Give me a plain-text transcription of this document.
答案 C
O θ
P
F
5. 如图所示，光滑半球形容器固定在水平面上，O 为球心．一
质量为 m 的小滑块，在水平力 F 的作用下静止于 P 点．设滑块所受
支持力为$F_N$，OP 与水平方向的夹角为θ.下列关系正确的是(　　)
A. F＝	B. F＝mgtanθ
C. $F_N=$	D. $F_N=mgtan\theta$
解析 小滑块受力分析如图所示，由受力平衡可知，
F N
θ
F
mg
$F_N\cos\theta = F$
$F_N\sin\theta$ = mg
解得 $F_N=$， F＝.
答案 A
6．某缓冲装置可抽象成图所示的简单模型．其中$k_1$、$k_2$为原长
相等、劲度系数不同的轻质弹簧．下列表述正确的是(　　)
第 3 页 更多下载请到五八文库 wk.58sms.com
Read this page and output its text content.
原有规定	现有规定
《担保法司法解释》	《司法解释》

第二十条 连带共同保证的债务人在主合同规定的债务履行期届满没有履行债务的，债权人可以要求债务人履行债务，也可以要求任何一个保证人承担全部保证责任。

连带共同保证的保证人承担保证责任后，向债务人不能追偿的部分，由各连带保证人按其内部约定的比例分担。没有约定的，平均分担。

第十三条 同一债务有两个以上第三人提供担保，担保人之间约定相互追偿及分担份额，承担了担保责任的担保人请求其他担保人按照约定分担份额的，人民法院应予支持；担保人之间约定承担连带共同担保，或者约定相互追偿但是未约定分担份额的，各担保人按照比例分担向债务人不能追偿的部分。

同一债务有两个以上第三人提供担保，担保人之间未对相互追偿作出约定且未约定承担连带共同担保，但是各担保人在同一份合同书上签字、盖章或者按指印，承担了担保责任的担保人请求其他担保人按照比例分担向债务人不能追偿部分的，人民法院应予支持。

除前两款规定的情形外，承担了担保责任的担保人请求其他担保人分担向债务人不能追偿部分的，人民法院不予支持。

◆ ◆ ◆ ◆ ◆ ◆ ◆

# [TASK]
Copy all lines from the entries that contain the word "人民法院应予支持".

# [COMPLETE OUTPUT]
第十三条 同一债务有两个以上第三人提供担保，担保人之间约定相互追偿及分担份额，承担了担保责任的担保人请求其他担保人按照约定分担份额的，人民法院应予支持；担保人之间约定承担连带共同担保，或者约定相互追偿但是未约定分担份额的，各担保人按照比例分担向债务人不能追偿的部分。
同一债务有两个以上第三人提供担保，担保人之间未对相互追偿作出约定且未约定承担连带共同担保，但是各担保人在同一份合同书上签字、盖章或者按指印，承担了担保责任的担保人请求其他担保人按照比例分担向债务人不能追偿部分的，人民法院应予支持。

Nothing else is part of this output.